Exercise inputs →
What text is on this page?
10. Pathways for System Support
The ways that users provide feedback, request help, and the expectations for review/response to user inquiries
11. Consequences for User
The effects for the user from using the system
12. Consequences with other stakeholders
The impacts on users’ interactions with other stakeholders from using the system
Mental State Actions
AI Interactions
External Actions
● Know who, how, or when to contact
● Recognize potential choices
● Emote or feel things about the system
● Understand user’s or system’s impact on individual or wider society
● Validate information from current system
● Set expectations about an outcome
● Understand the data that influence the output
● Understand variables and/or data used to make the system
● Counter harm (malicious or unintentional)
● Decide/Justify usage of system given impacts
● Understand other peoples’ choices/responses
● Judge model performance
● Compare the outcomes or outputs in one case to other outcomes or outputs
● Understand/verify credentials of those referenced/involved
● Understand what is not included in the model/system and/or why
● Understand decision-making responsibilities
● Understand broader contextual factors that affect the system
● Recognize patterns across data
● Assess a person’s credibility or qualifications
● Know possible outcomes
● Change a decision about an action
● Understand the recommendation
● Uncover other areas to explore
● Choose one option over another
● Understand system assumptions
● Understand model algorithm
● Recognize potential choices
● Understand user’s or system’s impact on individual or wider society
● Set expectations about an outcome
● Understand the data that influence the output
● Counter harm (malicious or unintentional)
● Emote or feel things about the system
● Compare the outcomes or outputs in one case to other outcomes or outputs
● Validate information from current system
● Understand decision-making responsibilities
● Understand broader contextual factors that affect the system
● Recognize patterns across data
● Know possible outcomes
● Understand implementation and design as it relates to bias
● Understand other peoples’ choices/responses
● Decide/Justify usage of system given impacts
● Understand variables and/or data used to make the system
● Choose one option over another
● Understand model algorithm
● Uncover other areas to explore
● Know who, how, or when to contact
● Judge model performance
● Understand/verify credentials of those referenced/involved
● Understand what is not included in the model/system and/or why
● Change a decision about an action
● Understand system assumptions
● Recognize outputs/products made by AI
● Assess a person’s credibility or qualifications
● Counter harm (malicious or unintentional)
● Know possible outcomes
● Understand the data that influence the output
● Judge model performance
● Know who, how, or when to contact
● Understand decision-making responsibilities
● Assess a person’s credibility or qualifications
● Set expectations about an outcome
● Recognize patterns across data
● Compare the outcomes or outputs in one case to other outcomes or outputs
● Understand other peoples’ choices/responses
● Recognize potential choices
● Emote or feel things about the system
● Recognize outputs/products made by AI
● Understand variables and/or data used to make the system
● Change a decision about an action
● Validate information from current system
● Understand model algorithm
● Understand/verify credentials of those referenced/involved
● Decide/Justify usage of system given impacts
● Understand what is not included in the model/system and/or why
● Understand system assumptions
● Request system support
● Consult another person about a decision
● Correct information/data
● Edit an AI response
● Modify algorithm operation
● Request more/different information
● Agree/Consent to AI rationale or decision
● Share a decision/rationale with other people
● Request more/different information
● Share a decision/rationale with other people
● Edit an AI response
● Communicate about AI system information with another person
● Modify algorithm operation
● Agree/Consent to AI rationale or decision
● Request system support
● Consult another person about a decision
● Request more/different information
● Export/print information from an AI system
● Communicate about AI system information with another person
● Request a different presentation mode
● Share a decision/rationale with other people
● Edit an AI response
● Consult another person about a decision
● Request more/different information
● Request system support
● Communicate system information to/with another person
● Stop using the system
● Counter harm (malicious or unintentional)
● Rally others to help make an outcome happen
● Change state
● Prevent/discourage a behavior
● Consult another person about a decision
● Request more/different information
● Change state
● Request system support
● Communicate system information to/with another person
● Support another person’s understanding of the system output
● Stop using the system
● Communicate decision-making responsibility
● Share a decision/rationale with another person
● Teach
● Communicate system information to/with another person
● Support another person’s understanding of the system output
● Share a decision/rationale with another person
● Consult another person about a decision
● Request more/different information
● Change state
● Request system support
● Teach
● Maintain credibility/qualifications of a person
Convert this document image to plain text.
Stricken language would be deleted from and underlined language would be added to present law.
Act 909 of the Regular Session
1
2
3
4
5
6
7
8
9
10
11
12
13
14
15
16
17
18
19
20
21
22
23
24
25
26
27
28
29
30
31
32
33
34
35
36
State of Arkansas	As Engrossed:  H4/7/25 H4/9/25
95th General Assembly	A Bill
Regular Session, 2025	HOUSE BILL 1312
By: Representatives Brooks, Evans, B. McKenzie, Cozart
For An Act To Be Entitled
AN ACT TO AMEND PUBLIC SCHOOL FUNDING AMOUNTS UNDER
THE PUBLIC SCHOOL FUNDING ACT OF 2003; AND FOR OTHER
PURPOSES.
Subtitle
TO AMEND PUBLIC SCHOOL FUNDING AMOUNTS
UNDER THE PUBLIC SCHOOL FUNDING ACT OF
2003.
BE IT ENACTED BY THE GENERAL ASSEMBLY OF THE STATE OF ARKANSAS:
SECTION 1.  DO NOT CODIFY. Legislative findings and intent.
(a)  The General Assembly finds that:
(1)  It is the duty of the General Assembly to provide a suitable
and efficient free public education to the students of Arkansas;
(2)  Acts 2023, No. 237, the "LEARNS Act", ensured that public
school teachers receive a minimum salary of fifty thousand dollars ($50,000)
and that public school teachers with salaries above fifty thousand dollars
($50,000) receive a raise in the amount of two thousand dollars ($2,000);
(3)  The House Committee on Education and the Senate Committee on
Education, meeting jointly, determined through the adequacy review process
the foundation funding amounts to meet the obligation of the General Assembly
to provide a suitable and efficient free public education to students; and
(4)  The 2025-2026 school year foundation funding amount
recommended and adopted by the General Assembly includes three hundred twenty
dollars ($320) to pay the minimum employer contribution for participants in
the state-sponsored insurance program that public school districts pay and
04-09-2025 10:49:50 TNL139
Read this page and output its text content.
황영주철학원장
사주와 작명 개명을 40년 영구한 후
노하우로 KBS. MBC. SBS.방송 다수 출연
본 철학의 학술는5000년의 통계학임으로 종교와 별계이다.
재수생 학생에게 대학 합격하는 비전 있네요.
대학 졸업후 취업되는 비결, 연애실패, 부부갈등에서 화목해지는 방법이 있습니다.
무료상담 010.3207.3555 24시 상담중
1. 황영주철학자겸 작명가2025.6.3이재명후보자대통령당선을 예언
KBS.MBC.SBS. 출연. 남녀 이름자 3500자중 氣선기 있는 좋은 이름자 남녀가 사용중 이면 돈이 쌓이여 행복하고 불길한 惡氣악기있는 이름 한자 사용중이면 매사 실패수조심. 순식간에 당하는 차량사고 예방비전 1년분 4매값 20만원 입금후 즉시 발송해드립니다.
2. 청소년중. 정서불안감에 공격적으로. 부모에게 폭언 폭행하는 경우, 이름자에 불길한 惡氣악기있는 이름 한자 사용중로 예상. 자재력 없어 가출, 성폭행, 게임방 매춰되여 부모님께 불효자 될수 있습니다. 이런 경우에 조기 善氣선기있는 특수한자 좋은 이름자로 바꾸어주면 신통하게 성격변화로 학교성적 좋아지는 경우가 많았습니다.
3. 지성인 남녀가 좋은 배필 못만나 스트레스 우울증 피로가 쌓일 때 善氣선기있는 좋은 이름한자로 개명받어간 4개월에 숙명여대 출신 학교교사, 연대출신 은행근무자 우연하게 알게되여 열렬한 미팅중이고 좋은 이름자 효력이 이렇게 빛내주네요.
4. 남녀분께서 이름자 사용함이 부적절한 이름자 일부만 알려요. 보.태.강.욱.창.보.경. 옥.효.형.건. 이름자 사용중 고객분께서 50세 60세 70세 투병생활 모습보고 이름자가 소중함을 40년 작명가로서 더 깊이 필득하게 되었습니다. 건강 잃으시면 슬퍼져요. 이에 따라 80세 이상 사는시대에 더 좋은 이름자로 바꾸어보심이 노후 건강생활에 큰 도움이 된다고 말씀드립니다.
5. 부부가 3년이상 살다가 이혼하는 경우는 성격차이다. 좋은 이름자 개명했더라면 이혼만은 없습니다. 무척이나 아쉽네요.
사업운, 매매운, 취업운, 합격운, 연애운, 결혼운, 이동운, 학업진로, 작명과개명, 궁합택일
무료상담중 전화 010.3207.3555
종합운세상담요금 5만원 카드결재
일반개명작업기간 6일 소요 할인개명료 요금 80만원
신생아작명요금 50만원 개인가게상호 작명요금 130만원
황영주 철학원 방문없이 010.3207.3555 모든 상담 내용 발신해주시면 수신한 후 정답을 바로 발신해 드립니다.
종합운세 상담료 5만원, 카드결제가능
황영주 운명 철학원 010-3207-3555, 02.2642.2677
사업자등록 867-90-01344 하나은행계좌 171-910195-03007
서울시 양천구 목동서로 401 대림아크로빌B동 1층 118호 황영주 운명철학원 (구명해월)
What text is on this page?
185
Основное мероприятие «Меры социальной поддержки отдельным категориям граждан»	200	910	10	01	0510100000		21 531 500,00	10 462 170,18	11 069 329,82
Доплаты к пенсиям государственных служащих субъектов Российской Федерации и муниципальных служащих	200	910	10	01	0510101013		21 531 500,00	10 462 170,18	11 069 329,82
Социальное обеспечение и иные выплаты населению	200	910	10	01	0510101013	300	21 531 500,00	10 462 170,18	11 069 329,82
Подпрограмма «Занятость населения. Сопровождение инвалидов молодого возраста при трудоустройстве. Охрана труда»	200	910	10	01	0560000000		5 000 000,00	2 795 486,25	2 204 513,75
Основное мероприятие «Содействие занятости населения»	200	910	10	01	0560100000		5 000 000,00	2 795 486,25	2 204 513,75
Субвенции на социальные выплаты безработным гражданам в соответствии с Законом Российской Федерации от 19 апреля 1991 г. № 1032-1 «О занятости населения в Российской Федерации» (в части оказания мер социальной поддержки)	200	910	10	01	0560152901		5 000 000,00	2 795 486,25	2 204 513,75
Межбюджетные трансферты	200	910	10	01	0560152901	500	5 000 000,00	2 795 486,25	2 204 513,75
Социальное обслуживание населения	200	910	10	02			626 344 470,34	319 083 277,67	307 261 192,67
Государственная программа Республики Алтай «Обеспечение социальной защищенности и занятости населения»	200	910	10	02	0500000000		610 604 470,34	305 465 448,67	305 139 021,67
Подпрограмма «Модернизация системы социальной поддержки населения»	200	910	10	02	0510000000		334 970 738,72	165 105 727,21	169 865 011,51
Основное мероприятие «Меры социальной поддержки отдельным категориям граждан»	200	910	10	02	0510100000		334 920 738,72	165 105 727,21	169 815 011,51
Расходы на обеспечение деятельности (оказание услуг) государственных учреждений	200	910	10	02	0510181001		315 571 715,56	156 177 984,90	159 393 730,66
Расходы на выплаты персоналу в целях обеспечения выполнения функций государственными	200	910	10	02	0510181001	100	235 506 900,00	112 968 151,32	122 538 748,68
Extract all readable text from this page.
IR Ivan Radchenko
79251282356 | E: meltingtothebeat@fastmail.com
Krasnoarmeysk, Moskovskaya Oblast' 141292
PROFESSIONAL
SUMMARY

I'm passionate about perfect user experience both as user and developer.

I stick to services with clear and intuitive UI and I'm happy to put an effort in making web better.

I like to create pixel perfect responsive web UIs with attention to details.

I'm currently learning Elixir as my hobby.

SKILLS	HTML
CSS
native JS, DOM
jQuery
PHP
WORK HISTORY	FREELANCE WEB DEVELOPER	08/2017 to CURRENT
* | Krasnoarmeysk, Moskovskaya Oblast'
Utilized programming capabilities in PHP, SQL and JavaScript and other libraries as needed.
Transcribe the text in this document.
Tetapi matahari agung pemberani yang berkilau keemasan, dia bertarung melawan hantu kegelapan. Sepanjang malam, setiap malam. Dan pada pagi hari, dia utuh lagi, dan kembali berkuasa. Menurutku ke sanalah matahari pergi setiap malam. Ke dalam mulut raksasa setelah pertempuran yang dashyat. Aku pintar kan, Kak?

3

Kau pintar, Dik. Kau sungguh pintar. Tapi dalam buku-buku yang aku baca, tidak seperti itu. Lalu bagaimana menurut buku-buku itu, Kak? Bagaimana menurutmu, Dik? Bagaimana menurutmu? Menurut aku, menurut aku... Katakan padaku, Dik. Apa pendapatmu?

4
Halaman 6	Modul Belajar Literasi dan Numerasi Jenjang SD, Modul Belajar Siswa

What the task requires → Your task is to gather every line with the word "efficient" and copy it.

Exercise result →
and efficient free public education to the students of Arkansas;
to provide a suitable and efficient free public education to students; and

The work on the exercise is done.